> Task
Where a line contains the word "McCarthy", copy that line.

> Provided data

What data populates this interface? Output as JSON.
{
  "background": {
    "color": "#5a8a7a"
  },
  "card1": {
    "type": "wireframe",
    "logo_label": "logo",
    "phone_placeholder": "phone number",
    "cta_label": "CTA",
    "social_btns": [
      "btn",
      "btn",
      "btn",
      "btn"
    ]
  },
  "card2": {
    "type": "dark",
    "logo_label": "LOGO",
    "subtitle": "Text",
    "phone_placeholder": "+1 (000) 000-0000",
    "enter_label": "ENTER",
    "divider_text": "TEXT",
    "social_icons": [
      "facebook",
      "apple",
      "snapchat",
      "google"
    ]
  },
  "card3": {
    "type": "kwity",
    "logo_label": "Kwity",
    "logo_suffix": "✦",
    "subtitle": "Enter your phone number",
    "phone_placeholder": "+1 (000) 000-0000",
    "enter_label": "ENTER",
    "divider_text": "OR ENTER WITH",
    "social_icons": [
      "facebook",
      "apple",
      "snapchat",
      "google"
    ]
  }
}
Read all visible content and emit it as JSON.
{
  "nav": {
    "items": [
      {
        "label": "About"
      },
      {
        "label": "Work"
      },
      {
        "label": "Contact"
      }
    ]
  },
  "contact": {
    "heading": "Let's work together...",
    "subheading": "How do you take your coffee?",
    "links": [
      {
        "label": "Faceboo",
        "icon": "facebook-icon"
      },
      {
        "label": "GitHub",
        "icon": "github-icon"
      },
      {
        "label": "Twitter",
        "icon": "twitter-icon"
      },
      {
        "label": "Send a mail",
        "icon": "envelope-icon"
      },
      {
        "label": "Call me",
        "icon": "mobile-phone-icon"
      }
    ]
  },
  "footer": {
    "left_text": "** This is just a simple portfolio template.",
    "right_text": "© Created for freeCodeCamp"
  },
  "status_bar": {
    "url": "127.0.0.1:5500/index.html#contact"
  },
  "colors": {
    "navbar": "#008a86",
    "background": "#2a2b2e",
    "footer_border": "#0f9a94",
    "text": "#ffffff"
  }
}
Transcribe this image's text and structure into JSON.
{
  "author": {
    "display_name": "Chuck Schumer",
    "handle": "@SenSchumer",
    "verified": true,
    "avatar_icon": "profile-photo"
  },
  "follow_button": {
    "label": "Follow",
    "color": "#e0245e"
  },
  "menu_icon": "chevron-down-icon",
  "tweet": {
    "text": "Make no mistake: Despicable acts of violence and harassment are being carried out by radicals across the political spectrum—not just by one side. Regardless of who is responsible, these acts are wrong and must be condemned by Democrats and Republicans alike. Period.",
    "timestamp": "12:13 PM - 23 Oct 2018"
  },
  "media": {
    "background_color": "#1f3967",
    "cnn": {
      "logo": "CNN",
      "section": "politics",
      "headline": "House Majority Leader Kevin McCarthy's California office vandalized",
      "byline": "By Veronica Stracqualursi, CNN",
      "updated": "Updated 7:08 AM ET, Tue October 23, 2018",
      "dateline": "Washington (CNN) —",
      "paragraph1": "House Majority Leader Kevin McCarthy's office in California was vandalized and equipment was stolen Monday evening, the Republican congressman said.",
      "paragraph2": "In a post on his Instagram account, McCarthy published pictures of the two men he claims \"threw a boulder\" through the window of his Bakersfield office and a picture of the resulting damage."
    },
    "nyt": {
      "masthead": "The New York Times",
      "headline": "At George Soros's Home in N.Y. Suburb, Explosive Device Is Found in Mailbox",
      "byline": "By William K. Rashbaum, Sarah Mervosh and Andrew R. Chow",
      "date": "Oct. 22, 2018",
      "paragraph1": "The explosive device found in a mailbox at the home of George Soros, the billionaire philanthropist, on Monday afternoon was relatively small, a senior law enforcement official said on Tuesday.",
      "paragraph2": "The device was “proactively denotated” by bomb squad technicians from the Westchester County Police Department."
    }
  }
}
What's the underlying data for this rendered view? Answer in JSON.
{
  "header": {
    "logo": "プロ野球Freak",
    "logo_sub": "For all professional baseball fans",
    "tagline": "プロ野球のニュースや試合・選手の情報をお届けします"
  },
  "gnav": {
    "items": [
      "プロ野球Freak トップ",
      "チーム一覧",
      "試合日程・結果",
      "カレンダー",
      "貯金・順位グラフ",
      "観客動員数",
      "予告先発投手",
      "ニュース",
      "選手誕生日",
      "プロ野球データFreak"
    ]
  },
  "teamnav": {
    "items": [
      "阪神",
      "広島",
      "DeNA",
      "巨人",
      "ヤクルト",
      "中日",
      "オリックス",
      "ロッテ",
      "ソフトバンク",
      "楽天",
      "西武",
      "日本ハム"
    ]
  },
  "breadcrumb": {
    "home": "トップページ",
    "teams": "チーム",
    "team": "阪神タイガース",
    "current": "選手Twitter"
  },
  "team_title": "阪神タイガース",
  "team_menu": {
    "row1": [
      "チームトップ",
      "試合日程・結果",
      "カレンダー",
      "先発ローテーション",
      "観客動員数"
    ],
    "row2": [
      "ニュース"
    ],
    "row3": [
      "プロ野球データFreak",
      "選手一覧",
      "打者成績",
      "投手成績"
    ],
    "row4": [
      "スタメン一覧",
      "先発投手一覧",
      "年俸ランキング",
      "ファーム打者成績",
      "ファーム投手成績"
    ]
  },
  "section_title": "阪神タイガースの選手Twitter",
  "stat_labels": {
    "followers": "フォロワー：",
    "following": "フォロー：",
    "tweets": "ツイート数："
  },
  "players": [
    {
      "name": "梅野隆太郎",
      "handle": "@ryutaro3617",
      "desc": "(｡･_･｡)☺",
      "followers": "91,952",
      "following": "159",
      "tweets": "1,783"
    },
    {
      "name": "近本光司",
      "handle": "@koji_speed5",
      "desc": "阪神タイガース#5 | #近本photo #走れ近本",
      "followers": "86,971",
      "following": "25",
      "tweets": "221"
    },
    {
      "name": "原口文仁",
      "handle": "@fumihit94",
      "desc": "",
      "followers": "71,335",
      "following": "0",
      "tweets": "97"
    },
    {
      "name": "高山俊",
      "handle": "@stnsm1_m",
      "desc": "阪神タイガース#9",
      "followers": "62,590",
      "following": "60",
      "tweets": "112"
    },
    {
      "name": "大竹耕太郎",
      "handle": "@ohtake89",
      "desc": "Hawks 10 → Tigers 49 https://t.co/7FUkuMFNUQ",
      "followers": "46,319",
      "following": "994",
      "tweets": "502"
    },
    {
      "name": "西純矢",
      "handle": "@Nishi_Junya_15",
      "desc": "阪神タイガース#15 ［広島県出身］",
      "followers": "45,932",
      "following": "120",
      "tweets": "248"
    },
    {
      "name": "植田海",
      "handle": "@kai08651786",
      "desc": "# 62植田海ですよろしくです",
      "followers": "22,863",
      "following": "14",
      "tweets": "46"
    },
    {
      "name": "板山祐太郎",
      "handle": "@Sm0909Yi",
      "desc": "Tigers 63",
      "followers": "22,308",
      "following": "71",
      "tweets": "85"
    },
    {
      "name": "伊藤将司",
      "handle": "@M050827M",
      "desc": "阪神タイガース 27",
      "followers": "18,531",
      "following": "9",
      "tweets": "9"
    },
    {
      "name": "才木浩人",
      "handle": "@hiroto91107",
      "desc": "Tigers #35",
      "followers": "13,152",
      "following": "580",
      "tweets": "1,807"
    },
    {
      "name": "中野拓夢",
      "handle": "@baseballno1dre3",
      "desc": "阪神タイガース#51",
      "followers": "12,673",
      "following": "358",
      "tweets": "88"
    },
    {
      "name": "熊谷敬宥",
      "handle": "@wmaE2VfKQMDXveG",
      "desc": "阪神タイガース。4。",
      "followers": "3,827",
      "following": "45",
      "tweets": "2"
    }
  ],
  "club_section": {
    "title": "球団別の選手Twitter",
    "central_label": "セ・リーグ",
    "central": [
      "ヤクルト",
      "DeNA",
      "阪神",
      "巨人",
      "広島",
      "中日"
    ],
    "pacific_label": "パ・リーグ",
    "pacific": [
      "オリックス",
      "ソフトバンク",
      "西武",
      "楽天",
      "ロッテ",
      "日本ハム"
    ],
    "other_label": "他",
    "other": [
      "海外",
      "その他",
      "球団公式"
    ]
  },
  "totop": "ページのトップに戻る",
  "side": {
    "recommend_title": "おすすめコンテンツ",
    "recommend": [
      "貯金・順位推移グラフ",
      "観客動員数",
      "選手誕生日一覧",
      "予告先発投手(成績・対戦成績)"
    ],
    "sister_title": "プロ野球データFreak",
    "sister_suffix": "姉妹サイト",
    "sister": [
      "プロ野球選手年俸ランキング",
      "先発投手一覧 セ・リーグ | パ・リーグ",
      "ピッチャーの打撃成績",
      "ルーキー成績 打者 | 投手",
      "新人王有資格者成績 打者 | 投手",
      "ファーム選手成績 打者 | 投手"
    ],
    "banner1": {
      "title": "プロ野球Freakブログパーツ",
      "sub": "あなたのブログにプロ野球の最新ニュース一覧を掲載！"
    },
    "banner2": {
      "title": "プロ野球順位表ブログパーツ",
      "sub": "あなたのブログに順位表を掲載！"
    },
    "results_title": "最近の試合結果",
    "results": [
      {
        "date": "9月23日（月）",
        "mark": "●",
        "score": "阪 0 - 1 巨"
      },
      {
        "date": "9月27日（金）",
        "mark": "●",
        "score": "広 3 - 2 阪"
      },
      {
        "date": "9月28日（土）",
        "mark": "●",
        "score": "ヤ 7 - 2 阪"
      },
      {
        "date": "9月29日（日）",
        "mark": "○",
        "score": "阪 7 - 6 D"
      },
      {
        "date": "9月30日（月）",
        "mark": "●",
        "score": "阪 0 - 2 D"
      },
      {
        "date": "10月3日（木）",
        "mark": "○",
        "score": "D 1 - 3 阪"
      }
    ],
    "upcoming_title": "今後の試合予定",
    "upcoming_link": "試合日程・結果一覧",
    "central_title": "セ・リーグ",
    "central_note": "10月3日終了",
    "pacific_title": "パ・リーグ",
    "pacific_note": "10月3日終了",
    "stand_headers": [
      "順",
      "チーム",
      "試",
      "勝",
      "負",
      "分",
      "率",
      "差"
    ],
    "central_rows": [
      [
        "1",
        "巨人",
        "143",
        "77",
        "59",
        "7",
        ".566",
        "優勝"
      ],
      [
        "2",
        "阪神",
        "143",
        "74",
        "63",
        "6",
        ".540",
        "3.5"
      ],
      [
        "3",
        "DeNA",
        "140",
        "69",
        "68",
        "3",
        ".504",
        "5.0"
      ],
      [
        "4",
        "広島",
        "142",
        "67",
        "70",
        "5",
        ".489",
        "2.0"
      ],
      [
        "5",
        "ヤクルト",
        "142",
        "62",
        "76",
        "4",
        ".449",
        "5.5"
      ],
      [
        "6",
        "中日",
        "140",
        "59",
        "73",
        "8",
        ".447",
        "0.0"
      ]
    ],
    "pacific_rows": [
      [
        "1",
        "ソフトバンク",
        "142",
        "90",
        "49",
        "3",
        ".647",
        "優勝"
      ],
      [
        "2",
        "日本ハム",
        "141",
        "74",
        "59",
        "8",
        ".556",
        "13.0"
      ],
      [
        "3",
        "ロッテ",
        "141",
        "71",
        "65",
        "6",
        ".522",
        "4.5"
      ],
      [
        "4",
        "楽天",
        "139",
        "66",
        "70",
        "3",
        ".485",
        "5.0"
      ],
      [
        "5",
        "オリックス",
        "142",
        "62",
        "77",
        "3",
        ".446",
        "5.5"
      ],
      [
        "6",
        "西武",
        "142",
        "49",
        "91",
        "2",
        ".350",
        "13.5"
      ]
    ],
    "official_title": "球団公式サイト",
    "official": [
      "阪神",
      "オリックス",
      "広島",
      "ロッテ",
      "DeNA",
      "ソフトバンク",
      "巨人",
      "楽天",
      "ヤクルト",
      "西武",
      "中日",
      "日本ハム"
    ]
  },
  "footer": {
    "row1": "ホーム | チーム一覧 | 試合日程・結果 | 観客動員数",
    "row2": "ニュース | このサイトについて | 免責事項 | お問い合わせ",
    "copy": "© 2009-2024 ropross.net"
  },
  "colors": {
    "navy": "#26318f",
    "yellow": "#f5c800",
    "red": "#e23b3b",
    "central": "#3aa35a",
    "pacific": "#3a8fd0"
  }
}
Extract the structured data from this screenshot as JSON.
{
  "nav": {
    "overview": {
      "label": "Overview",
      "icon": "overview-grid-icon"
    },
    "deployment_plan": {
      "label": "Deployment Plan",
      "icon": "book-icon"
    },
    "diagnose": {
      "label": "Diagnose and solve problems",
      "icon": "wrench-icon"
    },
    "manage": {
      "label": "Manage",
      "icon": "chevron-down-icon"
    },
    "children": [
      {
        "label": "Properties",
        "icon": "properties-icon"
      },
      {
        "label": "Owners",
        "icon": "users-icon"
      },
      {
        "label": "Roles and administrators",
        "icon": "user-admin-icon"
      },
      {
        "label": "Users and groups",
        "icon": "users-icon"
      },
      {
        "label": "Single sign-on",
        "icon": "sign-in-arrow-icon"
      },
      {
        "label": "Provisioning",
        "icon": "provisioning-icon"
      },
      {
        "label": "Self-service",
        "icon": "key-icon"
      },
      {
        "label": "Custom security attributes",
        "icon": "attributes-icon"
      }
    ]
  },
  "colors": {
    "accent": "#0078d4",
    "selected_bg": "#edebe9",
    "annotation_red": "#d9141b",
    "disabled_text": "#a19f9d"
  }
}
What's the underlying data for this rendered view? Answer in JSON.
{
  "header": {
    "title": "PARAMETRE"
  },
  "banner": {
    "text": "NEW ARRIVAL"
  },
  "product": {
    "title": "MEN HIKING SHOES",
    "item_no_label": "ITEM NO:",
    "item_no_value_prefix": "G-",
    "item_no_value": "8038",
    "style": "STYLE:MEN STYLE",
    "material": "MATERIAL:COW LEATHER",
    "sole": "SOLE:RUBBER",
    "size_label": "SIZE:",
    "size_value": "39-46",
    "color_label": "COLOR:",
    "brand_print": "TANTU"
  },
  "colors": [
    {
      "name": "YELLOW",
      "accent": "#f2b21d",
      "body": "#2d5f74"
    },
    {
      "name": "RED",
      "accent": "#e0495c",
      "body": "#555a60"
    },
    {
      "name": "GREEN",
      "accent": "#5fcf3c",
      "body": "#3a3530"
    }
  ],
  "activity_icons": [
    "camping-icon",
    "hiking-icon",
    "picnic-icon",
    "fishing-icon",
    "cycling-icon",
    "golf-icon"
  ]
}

> Response to this task
      "headline": "House Majority Leader Kevin McCarthy's California office vandalized",
      "paragraph1": "House Majority Leader Kevin McCarthy's office in California was vandalized and equipment was stolen Monday evening, the Republican congressman said.",
      "paragraph2": "In a post on his Instagram account, McCarthy published pictures of the two men he claims \"threw a boulder\" through the window of his Bakersfield office and a picture of the resulting damage."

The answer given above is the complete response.